• [DIRECTIVE] Go through the listing and return every line with "page" in it.

• [Items from a data source]
+ + +

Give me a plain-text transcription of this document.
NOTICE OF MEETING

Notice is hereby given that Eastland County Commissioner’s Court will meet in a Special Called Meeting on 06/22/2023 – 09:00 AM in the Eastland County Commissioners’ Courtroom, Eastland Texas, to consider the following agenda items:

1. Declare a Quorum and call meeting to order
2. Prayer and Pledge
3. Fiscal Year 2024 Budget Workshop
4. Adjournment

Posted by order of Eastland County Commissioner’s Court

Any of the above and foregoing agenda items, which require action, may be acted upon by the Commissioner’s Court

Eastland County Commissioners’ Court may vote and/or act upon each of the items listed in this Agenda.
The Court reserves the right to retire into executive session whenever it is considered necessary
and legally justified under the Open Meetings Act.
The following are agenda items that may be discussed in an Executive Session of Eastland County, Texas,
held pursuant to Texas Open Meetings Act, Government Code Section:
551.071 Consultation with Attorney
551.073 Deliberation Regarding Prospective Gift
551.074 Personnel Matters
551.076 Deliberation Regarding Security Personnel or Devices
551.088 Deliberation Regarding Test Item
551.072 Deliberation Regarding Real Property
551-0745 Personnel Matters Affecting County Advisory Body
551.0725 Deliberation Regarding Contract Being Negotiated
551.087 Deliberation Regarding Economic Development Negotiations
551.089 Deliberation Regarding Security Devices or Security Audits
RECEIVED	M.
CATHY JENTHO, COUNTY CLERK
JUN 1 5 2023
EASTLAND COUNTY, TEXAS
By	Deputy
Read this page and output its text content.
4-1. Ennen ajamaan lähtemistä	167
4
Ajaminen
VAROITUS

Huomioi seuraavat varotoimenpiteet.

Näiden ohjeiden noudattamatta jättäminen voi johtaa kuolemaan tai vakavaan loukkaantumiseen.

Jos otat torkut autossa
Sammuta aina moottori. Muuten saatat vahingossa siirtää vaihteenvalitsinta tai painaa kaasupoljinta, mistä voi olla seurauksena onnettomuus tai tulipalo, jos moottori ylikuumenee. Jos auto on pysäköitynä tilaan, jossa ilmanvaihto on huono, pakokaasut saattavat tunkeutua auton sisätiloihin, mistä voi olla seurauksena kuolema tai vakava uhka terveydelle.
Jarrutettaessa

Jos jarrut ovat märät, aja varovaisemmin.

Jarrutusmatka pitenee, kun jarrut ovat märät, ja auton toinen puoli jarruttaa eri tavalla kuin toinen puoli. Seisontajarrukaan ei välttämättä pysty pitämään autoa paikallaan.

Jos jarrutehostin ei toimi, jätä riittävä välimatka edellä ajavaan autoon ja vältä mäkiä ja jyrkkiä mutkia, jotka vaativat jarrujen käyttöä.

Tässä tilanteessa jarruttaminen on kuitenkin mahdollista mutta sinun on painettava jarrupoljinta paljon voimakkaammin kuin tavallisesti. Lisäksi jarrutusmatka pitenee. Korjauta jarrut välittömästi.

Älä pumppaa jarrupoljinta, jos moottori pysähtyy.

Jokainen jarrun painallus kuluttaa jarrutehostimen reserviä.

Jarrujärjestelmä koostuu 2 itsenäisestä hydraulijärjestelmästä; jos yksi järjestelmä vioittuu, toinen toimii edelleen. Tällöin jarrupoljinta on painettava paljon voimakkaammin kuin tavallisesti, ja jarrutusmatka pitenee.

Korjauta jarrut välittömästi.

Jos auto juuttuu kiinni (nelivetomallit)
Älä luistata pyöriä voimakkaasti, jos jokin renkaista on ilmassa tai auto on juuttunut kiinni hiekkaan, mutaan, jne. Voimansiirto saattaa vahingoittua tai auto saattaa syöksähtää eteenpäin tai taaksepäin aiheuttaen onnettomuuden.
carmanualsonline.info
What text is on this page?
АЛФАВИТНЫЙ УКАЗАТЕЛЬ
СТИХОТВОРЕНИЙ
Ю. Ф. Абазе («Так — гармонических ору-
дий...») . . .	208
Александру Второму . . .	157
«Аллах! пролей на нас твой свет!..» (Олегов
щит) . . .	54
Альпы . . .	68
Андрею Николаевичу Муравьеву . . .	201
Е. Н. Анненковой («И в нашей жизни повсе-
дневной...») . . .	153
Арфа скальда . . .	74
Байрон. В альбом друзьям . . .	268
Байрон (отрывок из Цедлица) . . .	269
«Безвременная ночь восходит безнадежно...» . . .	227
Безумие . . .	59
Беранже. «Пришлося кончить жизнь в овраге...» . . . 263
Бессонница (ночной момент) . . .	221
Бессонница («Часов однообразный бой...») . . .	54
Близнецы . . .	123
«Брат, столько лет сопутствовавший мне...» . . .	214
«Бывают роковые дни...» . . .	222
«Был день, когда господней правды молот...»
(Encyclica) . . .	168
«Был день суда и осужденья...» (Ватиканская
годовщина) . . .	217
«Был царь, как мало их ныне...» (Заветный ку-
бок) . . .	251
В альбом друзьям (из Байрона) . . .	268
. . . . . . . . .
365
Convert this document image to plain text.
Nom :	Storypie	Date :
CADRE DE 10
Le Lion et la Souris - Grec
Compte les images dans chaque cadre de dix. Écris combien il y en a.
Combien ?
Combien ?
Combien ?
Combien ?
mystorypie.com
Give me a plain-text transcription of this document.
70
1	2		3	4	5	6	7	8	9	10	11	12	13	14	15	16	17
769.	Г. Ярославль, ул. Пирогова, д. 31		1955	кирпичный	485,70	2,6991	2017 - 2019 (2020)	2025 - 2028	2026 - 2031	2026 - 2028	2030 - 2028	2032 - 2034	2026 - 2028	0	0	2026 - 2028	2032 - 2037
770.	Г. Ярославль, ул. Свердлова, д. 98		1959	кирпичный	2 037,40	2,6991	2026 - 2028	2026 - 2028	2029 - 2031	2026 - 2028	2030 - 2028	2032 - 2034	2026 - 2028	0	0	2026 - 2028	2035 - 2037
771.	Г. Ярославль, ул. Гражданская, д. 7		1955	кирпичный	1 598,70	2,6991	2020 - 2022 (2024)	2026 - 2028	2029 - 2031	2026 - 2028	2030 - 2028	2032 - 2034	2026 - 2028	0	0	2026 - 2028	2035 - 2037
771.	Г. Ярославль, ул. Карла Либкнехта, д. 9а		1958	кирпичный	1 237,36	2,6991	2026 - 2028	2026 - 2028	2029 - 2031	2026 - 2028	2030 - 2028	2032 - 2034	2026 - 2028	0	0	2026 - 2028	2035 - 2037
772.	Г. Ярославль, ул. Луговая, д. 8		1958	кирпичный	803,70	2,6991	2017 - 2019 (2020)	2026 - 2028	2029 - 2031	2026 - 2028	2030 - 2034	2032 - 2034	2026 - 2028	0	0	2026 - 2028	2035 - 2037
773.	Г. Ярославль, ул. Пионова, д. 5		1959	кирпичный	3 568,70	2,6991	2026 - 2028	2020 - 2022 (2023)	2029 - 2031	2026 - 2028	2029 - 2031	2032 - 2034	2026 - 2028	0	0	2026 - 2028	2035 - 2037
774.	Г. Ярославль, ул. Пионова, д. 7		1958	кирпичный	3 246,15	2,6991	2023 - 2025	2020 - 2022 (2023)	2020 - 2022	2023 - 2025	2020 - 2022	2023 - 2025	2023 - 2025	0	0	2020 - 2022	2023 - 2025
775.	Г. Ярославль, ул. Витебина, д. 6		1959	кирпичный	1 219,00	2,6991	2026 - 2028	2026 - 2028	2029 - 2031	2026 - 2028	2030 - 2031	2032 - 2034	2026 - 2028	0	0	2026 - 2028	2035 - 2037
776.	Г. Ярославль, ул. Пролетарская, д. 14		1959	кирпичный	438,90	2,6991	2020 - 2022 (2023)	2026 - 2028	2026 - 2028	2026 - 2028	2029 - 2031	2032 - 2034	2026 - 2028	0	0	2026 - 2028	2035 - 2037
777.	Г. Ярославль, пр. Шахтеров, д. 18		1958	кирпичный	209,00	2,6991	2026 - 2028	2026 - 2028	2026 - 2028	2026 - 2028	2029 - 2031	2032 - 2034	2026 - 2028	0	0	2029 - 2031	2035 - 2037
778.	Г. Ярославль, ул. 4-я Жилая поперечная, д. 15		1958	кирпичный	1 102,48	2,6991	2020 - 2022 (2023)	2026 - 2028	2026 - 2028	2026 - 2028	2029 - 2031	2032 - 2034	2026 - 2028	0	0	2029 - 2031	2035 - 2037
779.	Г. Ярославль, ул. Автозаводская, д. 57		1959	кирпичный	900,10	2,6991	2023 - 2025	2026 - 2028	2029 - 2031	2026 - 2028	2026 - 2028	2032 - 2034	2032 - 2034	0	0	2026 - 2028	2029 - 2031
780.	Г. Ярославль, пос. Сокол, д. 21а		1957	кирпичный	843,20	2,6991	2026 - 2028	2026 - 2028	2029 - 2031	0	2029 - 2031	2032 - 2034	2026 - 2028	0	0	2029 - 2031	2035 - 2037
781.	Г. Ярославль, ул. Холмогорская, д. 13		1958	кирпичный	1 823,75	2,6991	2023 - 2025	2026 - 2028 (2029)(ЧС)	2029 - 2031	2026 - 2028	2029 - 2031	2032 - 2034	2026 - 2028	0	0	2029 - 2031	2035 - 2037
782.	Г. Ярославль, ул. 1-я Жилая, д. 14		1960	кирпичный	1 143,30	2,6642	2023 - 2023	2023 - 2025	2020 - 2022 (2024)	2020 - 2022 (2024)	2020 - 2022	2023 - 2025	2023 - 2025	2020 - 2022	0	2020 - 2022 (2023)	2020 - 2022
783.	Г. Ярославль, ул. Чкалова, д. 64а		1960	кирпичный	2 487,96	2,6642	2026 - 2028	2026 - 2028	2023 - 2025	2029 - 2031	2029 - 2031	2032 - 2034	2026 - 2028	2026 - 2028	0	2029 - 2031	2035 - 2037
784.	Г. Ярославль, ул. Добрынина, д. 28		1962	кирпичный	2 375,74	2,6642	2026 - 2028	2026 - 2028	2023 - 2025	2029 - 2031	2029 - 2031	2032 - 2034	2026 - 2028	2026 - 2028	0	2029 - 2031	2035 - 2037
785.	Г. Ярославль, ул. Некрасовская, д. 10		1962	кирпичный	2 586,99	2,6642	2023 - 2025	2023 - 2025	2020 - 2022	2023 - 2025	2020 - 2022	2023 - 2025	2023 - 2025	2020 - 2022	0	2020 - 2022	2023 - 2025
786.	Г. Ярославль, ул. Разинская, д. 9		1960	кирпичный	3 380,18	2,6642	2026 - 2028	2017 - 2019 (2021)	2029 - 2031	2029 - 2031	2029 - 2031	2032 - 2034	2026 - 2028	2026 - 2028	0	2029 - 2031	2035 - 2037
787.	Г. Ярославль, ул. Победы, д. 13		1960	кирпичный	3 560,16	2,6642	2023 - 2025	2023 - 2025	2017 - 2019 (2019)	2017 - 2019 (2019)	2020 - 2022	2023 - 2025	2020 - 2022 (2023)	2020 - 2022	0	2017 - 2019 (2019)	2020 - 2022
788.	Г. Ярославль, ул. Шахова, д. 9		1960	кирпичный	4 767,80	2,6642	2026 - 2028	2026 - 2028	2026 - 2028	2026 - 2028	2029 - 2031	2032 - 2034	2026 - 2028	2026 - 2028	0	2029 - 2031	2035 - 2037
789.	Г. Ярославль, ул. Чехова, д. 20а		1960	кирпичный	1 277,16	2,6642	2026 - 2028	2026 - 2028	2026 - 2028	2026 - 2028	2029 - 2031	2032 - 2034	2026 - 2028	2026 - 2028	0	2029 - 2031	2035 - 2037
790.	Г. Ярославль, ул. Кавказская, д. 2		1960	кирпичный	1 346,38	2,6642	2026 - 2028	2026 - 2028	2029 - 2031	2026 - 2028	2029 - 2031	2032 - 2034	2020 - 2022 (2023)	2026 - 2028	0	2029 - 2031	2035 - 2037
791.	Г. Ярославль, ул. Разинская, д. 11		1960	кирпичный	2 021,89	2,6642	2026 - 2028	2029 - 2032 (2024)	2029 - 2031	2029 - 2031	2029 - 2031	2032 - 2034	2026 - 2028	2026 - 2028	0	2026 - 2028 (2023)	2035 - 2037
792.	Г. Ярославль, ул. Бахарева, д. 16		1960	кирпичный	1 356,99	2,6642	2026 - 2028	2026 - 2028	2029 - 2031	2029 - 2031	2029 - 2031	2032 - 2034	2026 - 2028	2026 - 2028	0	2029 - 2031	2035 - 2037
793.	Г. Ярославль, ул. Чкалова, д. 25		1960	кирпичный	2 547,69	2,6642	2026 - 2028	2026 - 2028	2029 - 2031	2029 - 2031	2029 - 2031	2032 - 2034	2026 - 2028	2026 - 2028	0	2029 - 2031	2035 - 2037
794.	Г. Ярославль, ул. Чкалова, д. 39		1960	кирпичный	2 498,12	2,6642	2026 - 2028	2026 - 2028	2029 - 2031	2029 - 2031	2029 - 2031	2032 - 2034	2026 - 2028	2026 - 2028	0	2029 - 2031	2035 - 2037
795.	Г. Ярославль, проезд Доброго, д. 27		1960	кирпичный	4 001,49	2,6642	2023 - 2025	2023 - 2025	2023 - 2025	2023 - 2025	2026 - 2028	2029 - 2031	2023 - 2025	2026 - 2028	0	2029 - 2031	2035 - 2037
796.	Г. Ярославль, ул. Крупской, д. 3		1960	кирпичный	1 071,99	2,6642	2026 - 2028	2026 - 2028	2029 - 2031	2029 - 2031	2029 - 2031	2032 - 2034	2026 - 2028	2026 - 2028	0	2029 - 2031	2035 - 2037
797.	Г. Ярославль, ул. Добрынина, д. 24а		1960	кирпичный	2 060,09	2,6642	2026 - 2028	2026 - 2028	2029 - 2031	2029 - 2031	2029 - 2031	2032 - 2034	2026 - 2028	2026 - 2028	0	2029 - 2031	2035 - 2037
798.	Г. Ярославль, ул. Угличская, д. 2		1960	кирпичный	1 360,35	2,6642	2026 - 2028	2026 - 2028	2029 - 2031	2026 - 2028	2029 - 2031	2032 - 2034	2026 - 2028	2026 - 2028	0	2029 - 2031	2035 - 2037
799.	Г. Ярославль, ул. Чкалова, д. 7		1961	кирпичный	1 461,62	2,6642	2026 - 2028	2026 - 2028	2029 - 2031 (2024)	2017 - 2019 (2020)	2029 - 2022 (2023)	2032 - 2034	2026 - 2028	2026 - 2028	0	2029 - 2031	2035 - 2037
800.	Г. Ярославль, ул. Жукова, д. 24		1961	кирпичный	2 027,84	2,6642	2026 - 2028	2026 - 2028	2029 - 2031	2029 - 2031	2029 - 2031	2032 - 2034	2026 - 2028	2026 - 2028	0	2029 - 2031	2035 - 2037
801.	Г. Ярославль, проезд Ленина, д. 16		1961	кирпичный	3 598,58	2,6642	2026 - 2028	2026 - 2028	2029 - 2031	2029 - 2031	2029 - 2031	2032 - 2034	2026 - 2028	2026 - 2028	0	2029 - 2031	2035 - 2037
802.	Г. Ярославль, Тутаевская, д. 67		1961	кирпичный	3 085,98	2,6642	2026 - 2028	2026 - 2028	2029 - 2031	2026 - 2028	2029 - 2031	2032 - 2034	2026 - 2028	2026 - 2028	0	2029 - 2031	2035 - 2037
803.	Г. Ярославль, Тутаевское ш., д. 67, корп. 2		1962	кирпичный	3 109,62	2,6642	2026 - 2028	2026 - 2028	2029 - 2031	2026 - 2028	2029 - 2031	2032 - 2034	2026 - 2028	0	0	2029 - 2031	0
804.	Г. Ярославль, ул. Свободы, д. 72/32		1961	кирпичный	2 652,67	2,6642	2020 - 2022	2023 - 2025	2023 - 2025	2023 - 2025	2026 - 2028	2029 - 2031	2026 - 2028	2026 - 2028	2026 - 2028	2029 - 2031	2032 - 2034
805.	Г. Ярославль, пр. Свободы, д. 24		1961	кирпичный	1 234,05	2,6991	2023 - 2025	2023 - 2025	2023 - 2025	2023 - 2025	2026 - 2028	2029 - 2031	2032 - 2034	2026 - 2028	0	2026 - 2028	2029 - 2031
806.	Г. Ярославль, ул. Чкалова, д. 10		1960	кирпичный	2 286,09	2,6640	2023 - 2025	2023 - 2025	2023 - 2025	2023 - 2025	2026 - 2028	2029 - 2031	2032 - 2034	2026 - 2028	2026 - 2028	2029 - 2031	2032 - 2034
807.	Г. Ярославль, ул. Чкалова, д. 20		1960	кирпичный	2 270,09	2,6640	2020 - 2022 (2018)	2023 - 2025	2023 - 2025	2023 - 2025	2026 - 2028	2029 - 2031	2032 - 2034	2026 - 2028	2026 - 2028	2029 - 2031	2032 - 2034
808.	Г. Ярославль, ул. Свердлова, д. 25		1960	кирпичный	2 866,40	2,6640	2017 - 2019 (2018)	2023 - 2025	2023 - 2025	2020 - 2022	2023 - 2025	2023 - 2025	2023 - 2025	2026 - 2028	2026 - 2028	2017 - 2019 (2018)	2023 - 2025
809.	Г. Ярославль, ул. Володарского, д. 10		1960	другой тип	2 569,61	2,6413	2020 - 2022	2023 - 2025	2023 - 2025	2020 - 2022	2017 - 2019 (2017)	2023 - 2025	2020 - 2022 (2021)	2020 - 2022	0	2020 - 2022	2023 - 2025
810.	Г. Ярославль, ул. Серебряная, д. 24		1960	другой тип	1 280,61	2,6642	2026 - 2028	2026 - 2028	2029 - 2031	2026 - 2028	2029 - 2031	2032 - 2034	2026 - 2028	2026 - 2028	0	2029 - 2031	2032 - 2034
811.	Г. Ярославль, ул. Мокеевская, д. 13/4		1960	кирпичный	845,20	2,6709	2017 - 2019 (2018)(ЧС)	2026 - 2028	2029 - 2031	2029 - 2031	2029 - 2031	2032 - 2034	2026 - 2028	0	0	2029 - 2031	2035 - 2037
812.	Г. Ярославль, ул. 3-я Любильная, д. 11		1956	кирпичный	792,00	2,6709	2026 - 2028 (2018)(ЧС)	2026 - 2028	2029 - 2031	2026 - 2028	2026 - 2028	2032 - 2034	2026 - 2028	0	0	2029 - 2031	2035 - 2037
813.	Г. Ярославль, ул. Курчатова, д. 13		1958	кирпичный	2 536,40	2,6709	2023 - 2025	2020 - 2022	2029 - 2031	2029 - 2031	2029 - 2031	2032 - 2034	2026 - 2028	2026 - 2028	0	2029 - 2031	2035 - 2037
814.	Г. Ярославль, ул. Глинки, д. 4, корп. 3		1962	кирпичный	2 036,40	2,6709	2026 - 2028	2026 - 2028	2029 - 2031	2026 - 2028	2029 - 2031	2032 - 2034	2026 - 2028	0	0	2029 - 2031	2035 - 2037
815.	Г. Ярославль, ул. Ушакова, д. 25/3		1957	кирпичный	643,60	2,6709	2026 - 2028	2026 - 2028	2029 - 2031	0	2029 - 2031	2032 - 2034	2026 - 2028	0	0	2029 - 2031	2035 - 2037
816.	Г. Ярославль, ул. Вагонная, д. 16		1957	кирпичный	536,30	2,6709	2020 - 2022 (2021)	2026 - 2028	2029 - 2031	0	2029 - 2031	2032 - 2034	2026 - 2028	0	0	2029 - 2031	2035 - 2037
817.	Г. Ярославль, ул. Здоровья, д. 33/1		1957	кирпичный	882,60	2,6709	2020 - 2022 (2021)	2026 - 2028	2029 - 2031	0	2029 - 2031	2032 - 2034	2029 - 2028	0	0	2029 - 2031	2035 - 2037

+ + +

• [ANSWER]
Read this page and output its text content.
What text is on this page?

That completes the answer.